— Objective —
Restate all the material verbatim, except for the pictures.

— Given records —

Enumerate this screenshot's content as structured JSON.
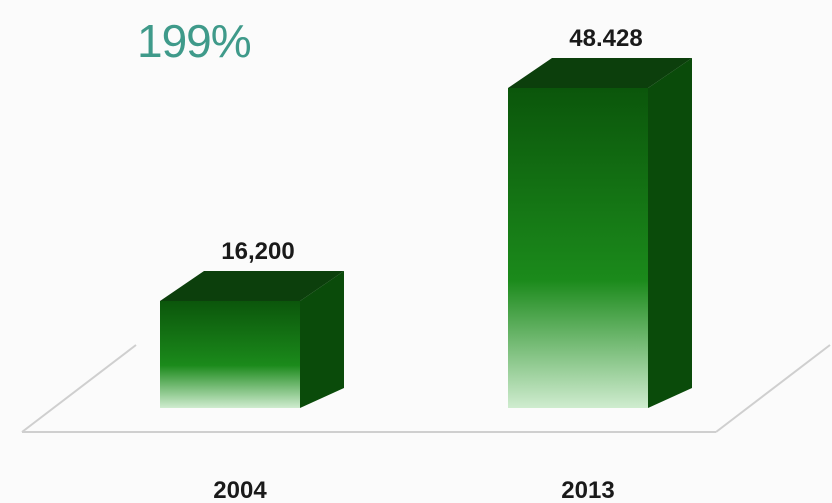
{
  "annotation": {
    "growth_label": "199%"
  },
  "colors": {
    "bar_top": "#0c3f0c",
    "bar_side": "#0a4b0a",
    "bar_front_dark": "#0b560b",
    "bar_front_mid": "#1b8a1b",
    "bar_front_light": "#cfeccf",
    "annotation": "#3f9a8a",
    "floor_line": "#cfcfcf"
  },
  "chart_data": {
    "type": "bar",
    "style": "3d",
    "categories": [
      "2004",
      "2013"
    ],
    "values": [
      16200,
      48428
    ],
    "data_labels": [
      "16,200",
      "48.428"
    ],
    "ylim": [
      0,
      48428
    ],
    "grid": false,
    "legend": "none",
    "title": "",
    "xlabel": "",
    "ylabel": ""
  }
}
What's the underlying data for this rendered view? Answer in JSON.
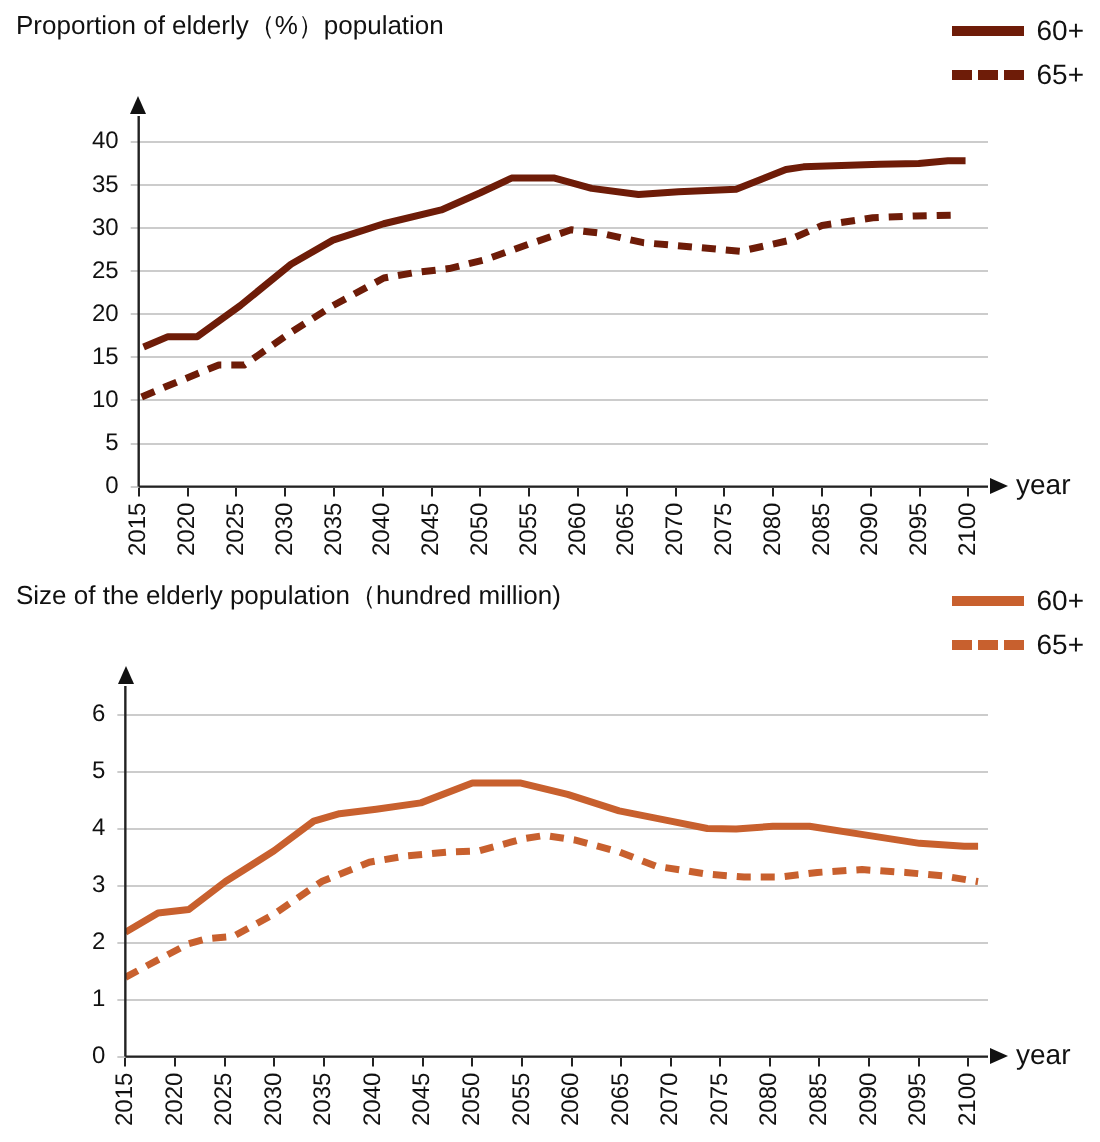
{
  "chart_data": [
    {
      "type": "line",
      "ylabel": "Proportion of elderly（%）population",
      "xlabel": "year",
      "xlim": [
        2015,
        2102
      ],
      "xticks": [
        2015,
        2020,
        2025,
        2030,
        2035,
        2040,
        2045,
        2050,
        2055,
        2060,
        2065,
        2070,
        2075,
        2080,
        2085,
        2090,
        2095,
        2100
      ],
      "ylim": [
        0,
        43
      ],
      "yticks": [
        0,
        5,
        10,
        15,
        20,
        25,
        30,
        35,
        40
      ],
      "grid": "y",
      "legend": "top right",
      "marker": "none",
      "series": [
        {
          "name": "60+",
          "color": "#6e1c08",
          "line_style": "solid",
          "x": [
            2015.5,
            2018,
            2021,
            2025.4,
            2030.6,
            2034.9,
            2040.1,
            2046,
            2050,
            2053.2,
            2057.6,
            2061.4,
            2066.2,
            2070.3,
            2076.2,
            2081.3,
            2083.1,
            2090.9,
            2094.9,
            2097.9,
            2099.7
          ],
          "values": [
            16.2,
            17.4,
            17.4,
            21,
            25.8,
            28.6,
            30.5,
            32.1,
            34.1,
            35.8,
            35.8,
            34.6,
            33.9,
            34.2,
            34.5,
            36.8,
            37.1,
            37.4,
            37.5,
            37.8,
            37.8
          ]
        },
        {
          "name": "65+",
          "color": "#6e1c08",
          "line_style": "dashed",
          "x": [
            2015.3,
            2018,
            2021,
            2023.2,
            2025.8,
            2030.6,
            2034.9,
            2040.1,
            2043.1,
            2046.8,
            2050.4,
            2054.9,
            2059.3,
            2062.3,
            2066.7,
            2071.8,
            2076.6,
            2081.4,
            2085,
            2090.2,
            2094.6,
            2098.6
          ],
          "values": [
            10.4,
            11.7,
            13.1,
            14.1,
            14.1,
            17.9,
            21,
            24.2,
            24.8,
            25.3,
            26.3,
            28.1,
            29.8,
            29.4,
            28.3,
            27.8,
            27.3,
            28.5,
            30.3,
            31.2,
            31.4,
            31.5
          ]
        }
      ]
    },
    {
      "type": "line",
      "ylabel": "Size of the elderly population（hundred million)",
      "xlabel": "year",
      "xlim": [
        2015,
        2102
      ],
      "xticks": [
        2015,
        2020,
        2025,
        2030,
        2035,
        2040,
        2045,
        2050,
        2055,
        2060,
        2065,
        2070,
        2075,
        2080,
        2085,
        2090,
        2095,
        2100
      ],
      "ylim": [
        0,
        6.5
      ],
      "yticks": [
        0,
        1,
        2,
        3,
        4,
        5,
        6
      ],
      "grid": "y",
      "legend": "top right",
      "marker": "none",
      "series": [
        {
          "name": "60+",
          "color": "#c8602e",
          "line_style": "solid",
          "x": [
            2015,
            2018.3,
            2021.4,
            2025.1,
            2030,
            2034,
            2036.6,
            2040.3,
            2044.8,
            2050,
            2054.8,
            2059.6,
            2064.8,
            2070,
            2073.7,
            2076.6,
            2080.3,
            2084,
            2089.9,
            2095.1,
            2099.6,
            2101
          ],
          "values": [
            2.18,
            2.52,
            2.58,
            3.07,
            3.61,
            4.13,
            4.26,
            4.34,
            4.45,
            4.8,
            4.8,
            4.6,
            4.31,
            4.13,
            4,
            3.99,
            4.04,
            4.04,
            3.88,
            3.74,
            3.69,
            3.69
          ]
        },
        {
          "name": "65+",
          "color": "#c8602e",
          "line_style": "dashed",
          "x": [
            2015,
            2018.1,
            2021.4,
            2023.3,
            2025.9,
            2030,
            2034.8,
            2039.6,
            2043.3,
            2047.7,
            2050.7,
            2055.1,
            2057.3,
            2060.3,
            2064.8,
            2068.5,
            2073.7,
            2077.4,
            2081.1,
            2084.8,
            2089.3,
            2093.7,
            2097.4,
            2101
          ],
          "values": [
            1.39,
            1.68,
            1.98,
            2.07,
            2.11,
            2.5,
            3.07,
            3.41,
            3.52,
            3.59,
            3.61,
            3.82,
            3.88,
            3.8,
            3.59,
            3.34,
            3.2,
            3.15,
            3.15,
            3.23,
            3.28,
            3.23,
            3.17,
            3.07
          ]
        }
      ]
    }
  ]
}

— Answer to the exercise —
Enumerate this screenshot's content as structured JSON.
{
  "annotation": {
    "growth_label": "199%"
  },
  "colors": {
    "bar_top": "#0c3f0c",
    "bar_side": "#0a4b0a",
    "bar_front_dark": "#0b560b",
    "bar_front_mid": "#1b8a1b",
    "bar_front_light": "#cfeccf",
    "annotation": "#3f9a8a",
    "floor_line": "#cfcfcf"
  },
  "chart_data": {
    "type": "bar",
    "style": "3d",
    "categories": [
      "2004",
      "2013"
    ],
    "values": [
      16200,
      48428
    ],
    "data_labels": [
      "16,200",
      "48.428"
    ],
    "ylim": [
      0,
      48428
    ],
    "grid": false,
    "legend": "none",
    "title": "",
    "xlabel": "",
    "ylabel": ""
  }
}
What's the underlying data for this rendered view? Answer in JSON.
{
  "chart_data": [
    {
      "type": "line",
      "ylabel": "Proportion of elderly（%）population",
      "xlabel": "year",
      "xlim": [
        2015,
        2102
      ],
      "xticks": [
        2015,
        2020,
        2025,
        2030,
        2035,
        2040,
        2045,
        2050,
        2055,
        2060,
        2065,
        2070,
        2075,
        2080,
        2085,
        2090,
        2095,
        2100
      ],
      "ylim": [
        0,
        43
      ],
      "yticks": [
        0,
        5,
        10,
        15,
        20,
        25,
        30,
        35,
        40
      ],
      "grid": "y",
      "legend": "top right",
      "marker": "none",
      "series": [
        {
          "name": "60+",
          "color": "#6e1c08",
          "line_style": "solid",
          "x": [
            2015.5,
            2018,
            2021,
            2025.4,
            2030.6,
            2034.9,
            2040.1,
            2046,
            2050,
            2053.2,
            2057.6,
            2061.4,
            2066.2,
            2070.3,
            2076.2,
            2081.3,
            2083.1,
            2090.9,
            2094.9,
            2097.9,
            2099.7
          ],
          "values": [
            16.2,
            17.4,
            17.4,
            21,
            25.8,
            28.6,
            30.5,
            32.1,
            34.1,
            35.8,
            35.8,
            34.6,
            33.9,
            34.2,
            34.5,
            36.8,
            37.1,
            37.4,
            37.5,
            37.8,
            37.8
          ]
        },
        {
          "name": "65+",
          "color": "#6e1c08",
          "line_style": "dashed",
          "x": [
            2015.3,
            2018,
            2021,
            2023.2,
            2025.8,
            2030.6,
            2034.9,
            2040.1,
            2043.1,
            2046.8,
            2050.4,
            2054.9,
            2059.3,
            2062.3,
            2066.7,
            2071.8,
            2076.6,
            2081.4,
            2085,
            2090.2,
            2094.6,
            2098.6
          ],
          "values": [
            10.4,
            11.7,
            13.1,
            14.1,
            14.1,
            17.9,
            21,
            24.2,
            24.8,
            25.3,
            26.3,
            28.1,
            29.8,
            29.4,
            28.3,
            27.8,
            27.3,
            28.5,
            30.3,
            31.2,
            31.4,
            31.5
          ]
        }
      ]
    },
    {
      "type": "line",
      "ylabel": "Size of the elderly population（hundred million)",
      "xlabel": "year",
      "xlim": [
        2015,
        2102
      ],
      "xticks": [
        2015,
        2020,
        2025,
        2030,
        2035,
        2040,
        2045,
        2050,
        2055,
        2060,
        2065,
        2070,
        2075,
        2080,
        2085,
        2090,
        2095,
        2100
      ],
      "ylim": [
        0,
        6.5
      ],
      "yticks": [
        0,
        1,
        2,
        3,
        4,
        5,
        6
      ],
      "grid": "y",
      "legend": "top right",
      "marker": "none",
      "series": [
        {
          "name": "60+",
          "color": "#c8602e",
          "line_style": "solid",
          "x": [
            2015,
            2018.3,
            2021.4,
            2025.1,
            2030,
            2034,
            2036.6,
            2040.3,
            2044.8,
            2050,
            2054.8,
            2059.6,
            2064.8,
            2070,
            2073.7,
            2076.6,
            2080.3,
            2084,
            2089.9,
            2095.1,
            2099.6,
            2101
          ],
          "values": [
            2.18,
            2.52,
            2.58,
            3.07,
            3.61,
            4.13,
            4.26,
            4.34,
            4.45,
            4.8,
            4.8,
            4.6,
            4.31,
            4.13,
            4,
            3.99,
            4.04,
            4.04,
            3.88,
            3.74,
            3.69,
            3.69
          ]
        },
        {
          "name": "65+",
          "color": "#c8602e",
          "line_style": "dashed",
          "x": [
            2015,
            2018.1,
            2021.4,
            2023.3,
            2025.9,
            2030,
            2034.8,
            2039.6,
            2043.3,
            2047.7,
            2050.7,
            2055.1,
            2057.3,
            2060.3,
            2064.8,
            2068.5,
            2073.7,
            2077.4,
            2081.1,
            2084.8,
            2089.3,
            2093.7,
            2097.4,
            2101
          ],
          "values": [
            1.39,
            1.68,
            1.98,
            2.07,
            2.11,
            2.5,
            3.07,
            3.41,
            3.52,
            3.59,
            3.61,
            3.82,
            3.88,
            3.8,
            3.59,
            3.34,
            3.2,
            3.15,
            3.15,
            3.23,
            3.28,
            3.23,
            3.17,
            3.07
          ]
        }
      ]
    }
  ]
}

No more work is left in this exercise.